** Task statement **
Locate and copy each line in the data that contains the word "ترتیب".
# start of Records
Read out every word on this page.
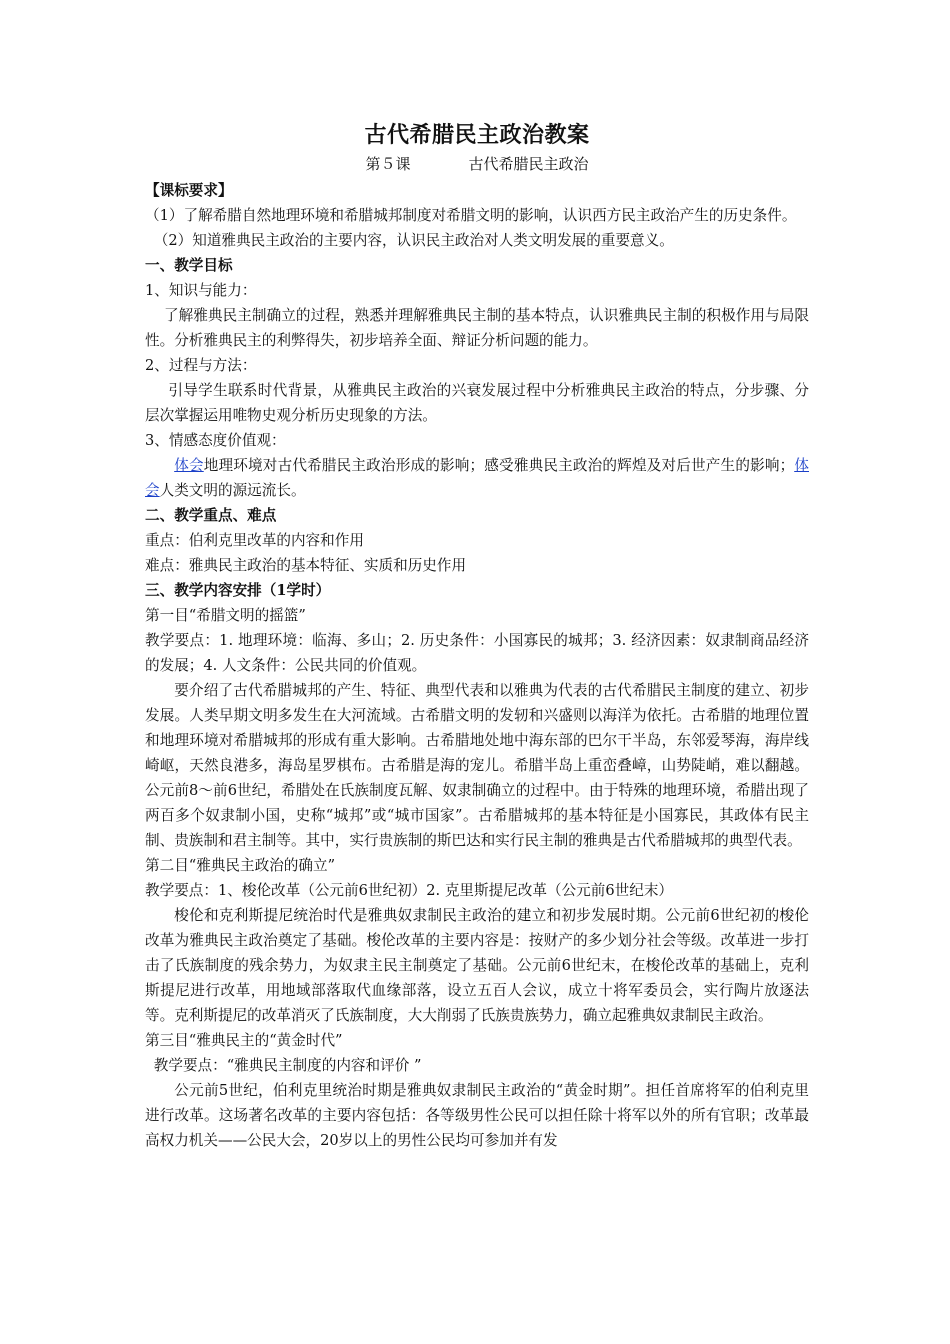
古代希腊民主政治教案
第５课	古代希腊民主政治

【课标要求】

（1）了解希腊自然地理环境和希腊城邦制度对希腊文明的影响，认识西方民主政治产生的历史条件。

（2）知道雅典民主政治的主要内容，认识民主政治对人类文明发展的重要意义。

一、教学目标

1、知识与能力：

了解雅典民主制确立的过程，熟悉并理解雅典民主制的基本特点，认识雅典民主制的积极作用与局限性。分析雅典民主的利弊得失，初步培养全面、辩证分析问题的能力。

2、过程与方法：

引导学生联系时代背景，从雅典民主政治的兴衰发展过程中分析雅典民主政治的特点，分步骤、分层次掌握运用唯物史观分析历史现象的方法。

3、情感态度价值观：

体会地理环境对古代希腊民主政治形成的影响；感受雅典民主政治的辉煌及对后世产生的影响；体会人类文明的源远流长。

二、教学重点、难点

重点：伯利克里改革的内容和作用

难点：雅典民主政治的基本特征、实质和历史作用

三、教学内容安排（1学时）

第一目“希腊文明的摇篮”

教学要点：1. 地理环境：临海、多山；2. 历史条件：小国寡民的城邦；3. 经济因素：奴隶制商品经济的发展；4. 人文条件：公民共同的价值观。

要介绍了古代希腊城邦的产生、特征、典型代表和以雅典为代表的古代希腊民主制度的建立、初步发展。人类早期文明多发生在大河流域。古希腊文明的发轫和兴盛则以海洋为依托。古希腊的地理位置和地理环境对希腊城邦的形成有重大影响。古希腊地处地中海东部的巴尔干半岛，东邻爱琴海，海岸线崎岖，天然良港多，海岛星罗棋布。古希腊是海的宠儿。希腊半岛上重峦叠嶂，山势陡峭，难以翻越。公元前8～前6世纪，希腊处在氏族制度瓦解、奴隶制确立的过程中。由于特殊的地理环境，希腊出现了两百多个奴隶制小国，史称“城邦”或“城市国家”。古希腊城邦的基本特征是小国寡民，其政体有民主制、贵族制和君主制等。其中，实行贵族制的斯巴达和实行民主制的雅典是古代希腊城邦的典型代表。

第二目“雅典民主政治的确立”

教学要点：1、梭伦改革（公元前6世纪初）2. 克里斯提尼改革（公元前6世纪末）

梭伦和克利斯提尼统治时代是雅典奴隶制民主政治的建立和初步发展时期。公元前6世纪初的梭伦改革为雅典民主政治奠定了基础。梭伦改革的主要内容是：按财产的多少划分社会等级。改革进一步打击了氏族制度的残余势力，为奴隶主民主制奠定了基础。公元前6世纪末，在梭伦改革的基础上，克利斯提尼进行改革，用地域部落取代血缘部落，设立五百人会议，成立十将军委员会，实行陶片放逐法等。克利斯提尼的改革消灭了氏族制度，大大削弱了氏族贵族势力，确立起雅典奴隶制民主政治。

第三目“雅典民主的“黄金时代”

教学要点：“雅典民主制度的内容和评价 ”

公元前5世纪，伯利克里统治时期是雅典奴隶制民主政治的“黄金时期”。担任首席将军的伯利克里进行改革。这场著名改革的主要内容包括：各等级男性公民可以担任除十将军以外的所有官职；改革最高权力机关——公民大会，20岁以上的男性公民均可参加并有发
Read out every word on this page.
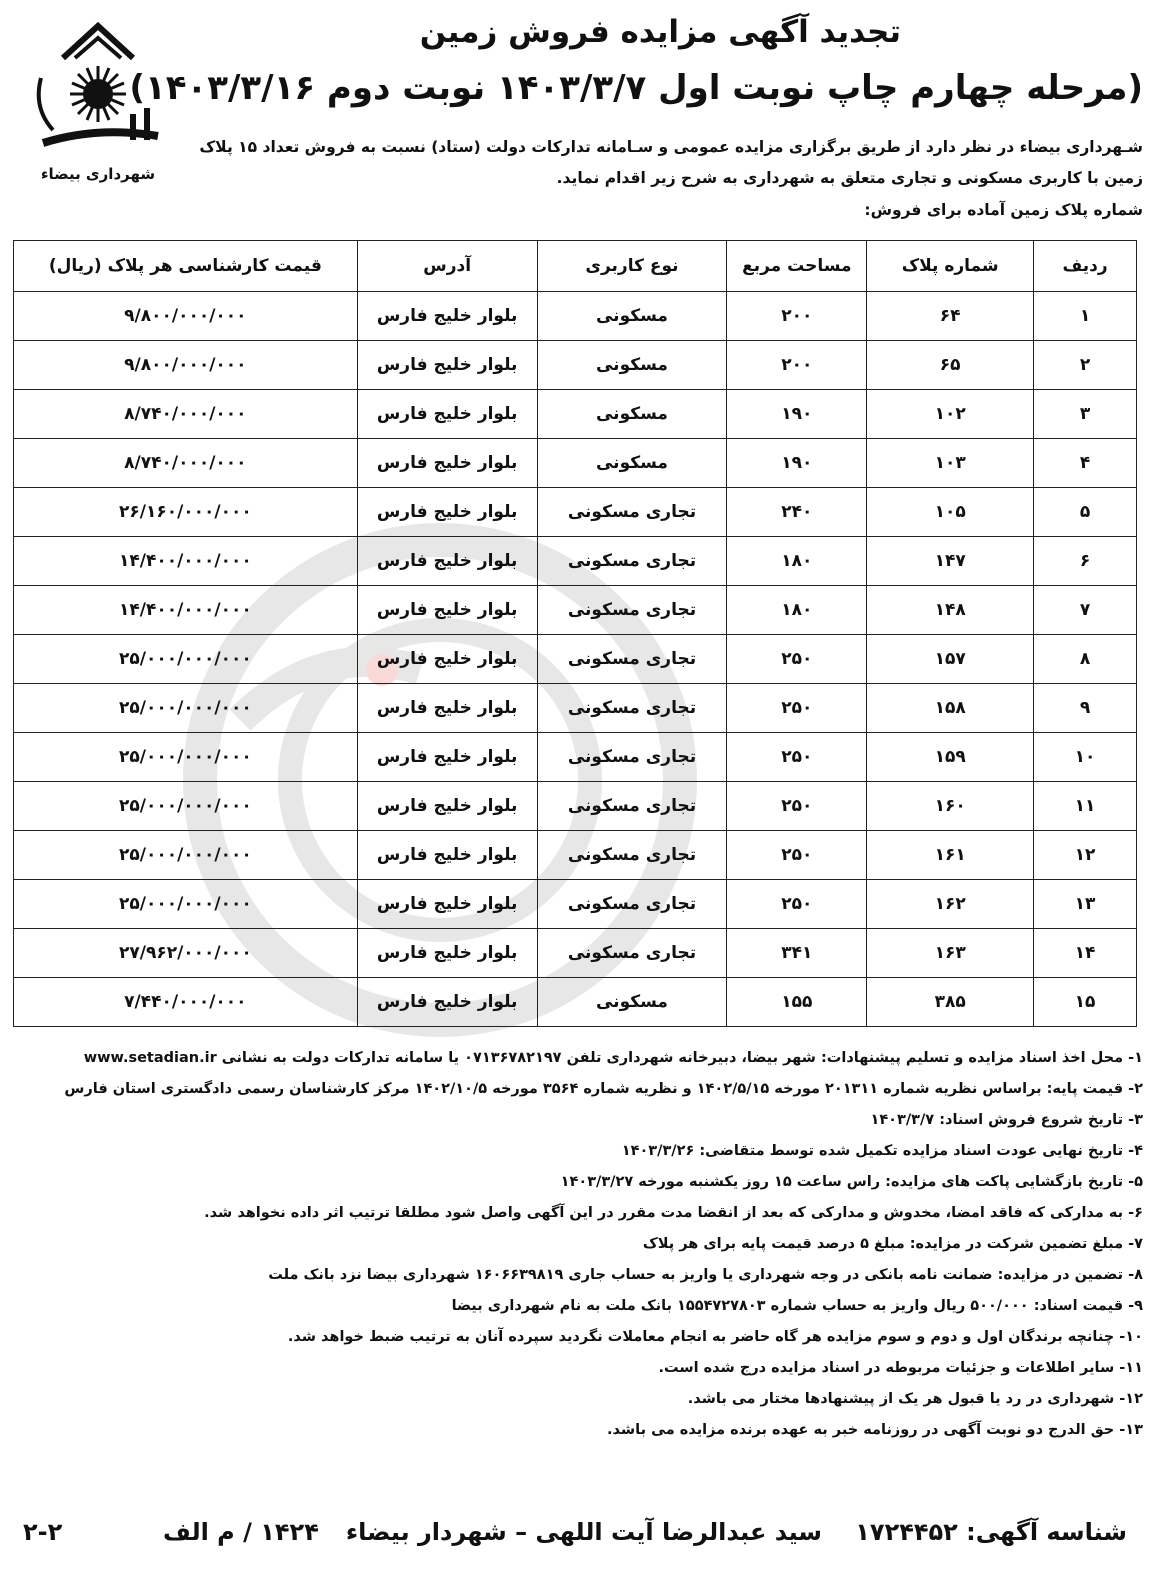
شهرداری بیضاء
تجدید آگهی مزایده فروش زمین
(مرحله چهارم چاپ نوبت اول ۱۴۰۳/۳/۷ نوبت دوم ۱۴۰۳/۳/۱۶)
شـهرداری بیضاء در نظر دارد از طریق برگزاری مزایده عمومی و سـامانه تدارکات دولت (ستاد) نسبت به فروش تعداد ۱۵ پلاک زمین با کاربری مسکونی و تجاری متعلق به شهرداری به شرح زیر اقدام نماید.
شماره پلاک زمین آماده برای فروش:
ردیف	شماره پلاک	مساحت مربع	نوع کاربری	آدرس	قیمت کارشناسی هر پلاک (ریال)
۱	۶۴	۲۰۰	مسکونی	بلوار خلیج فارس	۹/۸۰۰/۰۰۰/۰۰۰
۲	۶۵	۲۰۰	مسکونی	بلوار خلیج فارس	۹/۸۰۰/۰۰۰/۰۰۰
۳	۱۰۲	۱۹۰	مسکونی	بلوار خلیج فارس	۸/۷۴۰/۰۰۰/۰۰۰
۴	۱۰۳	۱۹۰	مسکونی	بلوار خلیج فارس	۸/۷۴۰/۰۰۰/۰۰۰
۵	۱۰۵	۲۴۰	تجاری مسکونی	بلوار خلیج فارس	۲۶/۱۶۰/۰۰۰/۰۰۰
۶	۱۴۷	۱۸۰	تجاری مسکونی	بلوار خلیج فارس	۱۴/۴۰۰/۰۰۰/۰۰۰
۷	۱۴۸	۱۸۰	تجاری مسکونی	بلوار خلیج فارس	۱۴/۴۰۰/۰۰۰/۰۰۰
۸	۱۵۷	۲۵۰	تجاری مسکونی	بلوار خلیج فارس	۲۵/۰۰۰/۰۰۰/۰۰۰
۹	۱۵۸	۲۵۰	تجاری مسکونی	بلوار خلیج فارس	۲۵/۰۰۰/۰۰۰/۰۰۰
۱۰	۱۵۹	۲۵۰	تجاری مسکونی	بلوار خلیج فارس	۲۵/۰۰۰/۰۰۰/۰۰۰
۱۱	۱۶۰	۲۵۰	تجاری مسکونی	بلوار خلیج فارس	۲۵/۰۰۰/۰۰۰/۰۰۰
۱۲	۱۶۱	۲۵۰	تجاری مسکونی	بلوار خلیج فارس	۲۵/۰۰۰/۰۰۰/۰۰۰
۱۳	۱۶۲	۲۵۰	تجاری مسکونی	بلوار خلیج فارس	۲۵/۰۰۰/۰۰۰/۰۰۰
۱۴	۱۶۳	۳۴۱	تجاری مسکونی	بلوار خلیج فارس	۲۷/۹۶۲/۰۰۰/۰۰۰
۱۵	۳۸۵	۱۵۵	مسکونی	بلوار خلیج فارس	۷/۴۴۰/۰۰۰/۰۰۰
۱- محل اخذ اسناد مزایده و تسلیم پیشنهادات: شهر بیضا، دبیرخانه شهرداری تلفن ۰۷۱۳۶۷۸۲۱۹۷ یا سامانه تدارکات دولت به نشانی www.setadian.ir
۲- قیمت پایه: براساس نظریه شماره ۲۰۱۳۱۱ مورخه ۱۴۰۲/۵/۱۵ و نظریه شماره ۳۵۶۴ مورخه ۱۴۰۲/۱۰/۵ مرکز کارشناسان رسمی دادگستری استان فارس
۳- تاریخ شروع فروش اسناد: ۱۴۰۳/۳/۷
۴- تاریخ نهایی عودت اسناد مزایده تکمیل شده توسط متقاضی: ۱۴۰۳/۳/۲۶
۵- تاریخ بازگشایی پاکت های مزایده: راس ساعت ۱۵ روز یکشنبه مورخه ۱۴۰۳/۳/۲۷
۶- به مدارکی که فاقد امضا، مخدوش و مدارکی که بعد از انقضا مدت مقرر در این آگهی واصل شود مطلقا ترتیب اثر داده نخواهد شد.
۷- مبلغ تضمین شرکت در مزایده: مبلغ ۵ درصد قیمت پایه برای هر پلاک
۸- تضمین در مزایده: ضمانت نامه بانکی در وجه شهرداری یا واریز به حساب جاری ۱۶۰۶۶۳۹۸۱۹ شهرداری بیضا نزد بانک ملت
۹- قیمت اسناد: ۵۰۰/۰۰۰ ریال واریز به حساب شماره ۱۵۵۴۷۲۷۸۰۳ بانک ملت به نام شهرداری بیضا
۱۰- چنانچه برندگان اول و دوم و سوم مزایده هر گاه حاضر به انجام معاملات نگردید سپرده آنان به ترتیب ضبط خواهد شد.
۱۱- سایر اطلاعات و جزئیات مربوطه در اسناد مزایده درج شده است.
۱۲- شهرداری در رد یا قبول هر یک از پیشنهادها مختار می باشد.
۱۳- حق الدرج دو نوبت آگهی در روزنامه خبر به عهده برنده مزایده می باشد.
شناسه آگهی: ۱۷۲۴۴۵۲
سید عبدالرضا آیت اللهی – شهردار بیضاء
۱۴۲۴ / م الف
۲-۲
# end of Records
** Task solution **
۶- به مدارکی که فاقد امضا، مخدوش و مدارکی که بعد از انقضا مدت مقرر در این آگهی واصل شود مطلقا ترتیب اثر داده نخواهد شد.
۱۰- چنانچه برندگان اول و دوم و سوم مزایده هر گاه حاضر به انجام معاملات نگردید سپرده آنان به ترتیب ضبط خواهد شد.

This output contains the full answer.